O Ministério da Educação decidiu mostrar o seu empenho na recuperação das aprendizagens comprometidas pela pandemia com um cheque de enormes proporções: 900 milhões de euros. Há neste anúncio um lado positivo e o rasto de uma dúvida: o lado bom está na clara aposta política do Governo no apoio às crianças e jovens, na sua maioria de famílias desfavorecidas, que a pandemia deixou ainda mais para trás. Mas se o volumoso investimento previsto no plano de recuperação é sinal dessa prioridade, é legítimo discutir se o seu sucesso depende mais da dimensão do cheque ou de factores qualitativos alocados à iniciativa.
Há anos que diferentes governos respondem aos problemas com promessas de mais dinheiro. Em tempos, repetia-se até a expressão “regar os problemas com dinheiro”. No caso em concreto, a dúvida acentua-se a partir do momento em que se sabe que, dos 900 milhões, a maior parte, 670 milhões, terá como destino o “apetrechamento” e as “infra-estruturas” escolares. Não se percebe bem o que tem esta iniciativa que ver com a necessidade de recuperar a curtíssimo prazo os atrasos nas aprendizagens. Mais do que obras, as escolas precisam de assumir e aprofundar a sua autonomia (o “ingrediente principal”, como reconheceu Tiago Brandão Rodrigues), de se organizarem e de assumirem que o sucesso ou o insucesso não são nem uma certeza nem uma fatalidade: os directores e os professores podem fazer a diferença.
Igualmente discutível é a prioridade concedida à contratação de mais 3300 professores. Mesmo que se conceda que a recuperação de aprendizagens vai exigir atenções especiais a cada um dos alunos com dificuldades, também aqui é importante que o país discuta este novo reforço do pessoal docente quando o número de alunos continua a reduzir-se – e isto depois de no último ano terem sido contratados mais 3000 professores e 8000 funcionários. Deve-se aceitar que se a escola pública quer recuperar a normalidade no próximo ano lectivo, tratando ao mesmo tempo de reduzir as sequelas da pandemia, talvez necessite de mais professores.
Como em todos os grandes desafios da escola, não serão, no entanto, os cheques ou o reforço dos quadros a determinar o sucesso da ambição do Governo. Mais importante é a motivação, a mobilização e o desenho de planos exigentes e compreensíveis que tenham os alunos e os professores na primeira linha da prioridade. O dinheiro ajuda, mas, mais do que dinheiro, o desafio com que a escola pública e o país se confrontam tem o seu sucesso dependente da capacidade de os seus agentes acreditarem que, nestes tempos difíceis, eles têm nas mãos boa parte do futuro de milhares de crianças e jovens deste país.

______________________________

**Problema a resolver**
Segundo o texto de leitura, que parte dos 900 milhões de euros terá como destino o "apetrechamento" e as "infra-estruturas" escolares?

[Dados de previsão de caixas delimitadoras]

______________________________

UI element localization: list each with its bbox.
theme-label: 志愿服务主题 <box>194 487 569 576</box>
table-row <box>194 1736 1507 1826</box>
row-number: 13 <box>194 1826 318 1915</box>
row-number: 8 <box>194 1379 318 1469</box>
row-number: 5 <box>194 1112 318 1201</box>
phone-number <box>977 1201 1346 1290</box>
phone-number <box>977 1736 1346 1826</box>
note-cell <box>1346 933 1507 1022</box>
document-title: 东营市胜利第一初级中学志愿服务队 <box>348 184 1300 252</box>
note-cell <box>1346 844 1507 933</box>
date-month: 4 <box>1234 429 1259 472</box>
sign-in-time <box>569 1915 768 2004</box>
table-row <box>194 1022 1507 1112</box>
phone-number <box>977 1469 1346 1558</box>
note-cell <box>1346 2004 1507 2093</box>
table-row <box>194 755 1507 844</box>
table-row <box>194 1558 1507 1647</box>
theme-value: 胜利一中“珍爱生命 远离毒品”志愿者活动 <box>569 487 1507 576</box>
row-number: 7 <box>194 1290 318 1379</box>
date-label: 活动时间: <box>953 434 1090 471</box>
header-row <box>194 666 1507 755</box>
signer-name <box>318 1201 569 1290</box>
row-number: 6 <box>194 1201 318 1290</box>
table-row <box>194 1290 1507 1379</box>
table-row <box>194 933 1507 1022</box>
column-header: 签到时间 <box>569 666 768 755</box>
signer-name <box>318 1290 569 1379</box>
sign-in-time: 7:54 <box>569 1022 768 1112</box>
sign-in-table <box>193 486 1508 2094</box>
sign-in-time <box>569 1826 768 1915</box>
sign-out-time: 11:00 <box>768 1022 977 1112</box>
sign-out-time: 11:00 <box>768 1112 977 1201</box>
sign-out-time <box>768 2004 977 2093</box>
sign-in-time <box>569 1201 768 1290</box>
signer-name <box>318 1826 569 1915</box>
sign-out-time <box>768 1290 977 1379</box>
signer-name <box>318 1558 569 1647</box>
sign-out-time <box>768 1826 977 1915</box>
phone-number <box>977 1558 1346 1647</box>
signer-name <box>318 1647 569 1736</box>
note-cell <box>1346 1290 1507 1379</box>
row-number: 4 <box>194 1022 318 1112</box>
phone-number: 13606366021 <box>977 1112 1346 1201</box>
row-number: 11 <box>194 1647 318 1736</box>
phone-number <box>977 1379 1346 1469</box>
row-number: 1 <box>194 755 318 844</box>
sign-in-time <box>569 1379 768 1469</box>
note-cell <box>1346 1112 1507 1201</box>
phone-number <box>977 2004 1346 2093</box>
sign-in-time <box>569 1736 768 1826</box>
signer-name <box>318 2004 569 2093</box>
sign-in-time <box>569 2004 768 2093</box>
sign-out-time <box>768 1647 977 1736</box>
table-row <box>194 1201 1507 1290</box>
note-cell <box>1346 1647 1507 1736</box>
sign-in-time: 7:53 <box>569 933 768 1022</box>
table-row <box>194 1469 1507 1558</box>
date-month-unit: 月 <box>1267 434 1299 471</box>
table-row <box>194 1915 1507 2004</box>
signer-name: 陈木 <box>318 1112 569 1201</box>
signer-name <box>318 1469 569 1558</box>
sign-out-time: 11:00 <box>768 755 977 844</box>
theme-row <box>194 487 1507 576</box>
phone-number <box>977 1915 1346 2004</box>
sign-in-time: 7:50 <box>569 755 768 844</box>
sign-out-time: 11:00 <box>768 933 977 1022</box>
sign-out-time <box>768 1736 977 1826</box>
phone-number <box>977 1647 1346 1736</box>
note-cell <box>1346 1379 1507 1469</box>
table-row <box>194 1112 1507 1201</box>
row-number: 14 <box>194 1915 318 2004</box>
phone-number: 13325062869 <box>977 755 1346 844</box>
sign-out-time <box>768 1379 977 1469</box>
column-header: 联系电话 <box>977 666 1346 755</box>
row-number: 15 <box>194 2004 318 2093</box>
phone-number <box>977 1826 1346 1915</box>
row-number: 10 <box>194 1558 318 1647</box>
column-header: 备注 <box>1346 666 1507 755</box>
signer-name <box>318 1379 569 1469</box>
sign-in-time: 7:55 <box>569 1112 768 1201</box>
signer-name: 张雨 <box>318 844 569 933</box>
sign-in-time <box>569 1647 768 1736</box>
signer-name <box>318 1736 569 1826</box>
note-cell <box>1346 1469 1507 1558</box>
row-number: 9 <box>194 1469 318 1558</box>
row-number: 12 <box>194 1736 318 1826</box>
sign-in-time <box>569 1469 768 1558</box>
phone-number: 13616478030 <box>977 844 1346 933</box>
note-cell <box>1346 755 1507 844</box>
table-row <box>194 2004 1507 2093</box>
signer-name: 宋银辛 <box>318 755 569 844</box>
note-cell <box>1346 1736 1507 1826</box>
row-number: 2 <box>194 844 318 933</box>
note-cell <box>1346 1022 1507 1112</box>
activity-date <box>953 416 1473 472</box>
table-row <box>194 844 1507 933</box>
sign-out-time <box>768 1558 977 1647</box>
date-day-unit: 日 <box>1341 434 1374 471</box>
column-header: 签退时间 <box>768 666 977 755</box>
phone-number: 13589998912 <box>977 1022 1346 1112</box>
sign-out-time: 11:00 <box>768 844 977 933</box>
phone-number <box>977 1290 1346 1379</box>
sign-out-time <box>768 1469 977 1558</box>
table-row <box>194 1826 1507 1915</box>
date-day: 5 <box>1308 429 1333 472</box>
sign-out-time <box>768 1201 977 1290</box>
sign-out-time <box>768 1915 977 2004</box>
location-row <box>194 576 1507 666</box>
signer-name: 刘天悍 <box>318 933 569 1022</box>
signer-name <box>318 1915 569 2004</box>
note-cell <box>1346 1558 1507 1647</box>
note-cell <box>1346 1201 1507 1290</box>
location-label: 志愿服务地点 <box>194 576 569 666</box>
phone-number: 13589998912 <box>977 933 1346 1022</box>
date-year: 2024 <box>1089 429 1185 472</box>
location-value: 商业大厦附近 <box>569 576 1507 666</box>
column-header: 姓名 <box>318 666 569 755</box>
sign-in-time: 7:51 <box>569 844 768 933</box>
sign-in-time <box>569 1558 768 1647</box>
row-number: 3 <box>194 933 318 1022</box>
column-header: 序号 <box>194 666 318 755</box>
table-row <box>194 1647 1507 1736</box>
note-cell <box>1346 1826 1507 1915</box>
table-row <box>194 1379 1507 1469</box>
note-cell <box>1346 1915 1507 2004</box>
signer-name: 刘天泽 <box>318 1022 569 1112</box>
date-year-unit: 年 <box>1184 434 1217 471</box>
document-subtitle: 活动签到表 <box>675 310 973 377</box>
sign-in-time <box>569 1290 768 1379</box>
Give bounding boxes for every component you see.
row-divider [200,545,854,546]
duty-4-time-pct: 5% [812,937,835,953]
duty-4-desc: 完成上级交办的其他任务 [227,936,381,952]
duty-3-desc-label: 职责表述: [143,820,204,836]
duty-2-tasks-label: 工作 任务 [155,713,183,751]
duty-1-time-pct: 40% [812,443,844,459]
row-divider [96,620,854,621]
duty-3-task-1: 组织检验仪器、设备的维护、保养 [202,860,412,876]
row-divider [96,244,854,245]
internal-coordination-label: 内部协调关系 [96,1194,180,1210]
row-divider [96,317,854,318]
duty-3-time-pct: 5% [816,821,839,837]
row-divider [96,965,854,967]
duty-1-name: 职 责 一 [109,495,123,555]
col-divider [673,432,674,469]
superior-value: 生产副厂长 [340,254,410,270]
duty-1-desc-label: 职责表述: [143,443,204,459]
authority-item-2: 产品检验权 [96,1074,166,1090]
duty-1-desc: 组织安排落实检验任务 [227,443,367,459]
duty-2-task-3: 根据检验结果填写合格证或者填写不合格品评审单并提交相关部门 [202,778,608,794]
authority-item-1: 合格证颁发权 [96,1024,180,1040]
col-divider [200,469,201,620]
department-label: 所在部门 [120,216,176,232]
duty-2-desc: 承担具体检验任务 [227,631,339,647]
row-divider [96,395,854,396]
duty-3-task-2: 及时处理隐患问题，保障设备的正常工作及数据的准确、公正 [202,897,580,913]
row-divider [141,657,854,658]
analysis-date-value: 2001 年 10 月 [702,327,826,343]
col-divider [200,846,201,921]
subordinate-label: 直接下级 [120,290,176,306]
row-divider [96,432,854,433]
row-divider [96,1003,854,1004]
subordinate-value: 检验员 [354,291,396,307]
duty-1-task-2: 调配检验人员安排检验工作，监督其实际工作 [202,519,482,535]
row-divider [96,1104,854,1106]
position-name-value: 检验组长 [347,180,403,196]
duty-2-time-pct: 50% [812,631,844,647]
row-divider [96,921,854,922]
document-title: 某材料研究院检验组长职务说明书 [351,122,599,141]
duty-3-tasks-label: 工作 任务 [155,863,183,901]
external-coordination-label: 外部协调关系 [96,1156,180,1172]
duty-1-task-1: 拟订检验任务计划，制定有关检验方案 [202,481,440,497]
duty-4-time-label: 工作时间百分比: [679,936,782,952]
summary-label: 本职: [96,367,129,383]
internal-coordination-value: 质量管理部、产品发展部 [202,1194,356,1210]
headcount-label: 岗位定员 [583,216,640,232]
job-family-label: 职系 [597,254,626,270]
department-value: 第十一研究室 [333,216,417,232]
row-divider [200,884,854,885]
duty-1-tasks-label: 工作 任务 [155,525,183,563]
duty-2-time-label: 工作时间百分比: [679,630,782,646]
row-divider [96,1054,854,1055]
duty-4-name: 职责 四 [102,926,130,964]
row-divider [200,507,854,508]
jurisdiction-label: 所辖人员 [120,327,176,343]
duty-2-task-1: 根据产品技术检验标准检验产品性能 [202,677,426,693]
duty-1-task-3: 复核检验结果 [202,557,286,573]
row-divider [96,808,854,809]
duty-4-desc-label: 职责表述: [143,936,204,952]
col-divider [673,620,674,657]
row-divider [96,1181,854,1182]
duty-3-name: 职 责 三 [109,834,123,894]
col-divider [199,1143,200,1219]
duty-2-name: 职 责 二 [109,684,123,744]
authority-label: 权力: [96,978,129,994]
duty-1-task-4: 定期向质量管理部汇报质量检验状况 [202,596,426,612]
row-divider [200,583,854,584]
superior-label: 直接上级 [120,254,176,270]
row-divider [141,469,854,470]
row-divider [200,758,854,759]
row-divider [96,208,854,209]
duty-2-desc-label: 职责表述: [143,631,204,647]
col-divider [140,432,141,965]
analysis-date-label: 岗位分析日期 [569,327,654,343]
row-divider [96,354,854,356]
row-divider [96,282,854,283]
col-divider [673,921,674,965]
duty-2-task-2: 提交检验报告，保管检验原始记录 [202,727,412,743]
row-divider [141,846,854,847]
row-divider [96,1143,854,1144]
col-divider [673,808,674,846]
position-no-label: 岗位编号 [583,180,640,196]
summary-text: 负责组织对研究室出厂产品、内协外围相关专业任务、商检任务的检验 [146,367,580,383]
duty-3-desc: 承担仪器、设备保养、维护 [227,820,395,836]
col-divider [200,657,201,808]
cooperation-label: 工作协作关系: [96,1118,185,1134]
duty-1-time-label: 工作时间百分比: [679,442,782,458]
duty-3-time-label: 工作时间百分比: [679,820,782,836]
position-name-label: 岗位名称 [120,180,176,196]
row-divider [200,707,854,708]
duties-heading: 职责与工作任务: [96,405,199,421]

______________________________

**Resolução do problema**
A maior parte, 670 milhões de euros.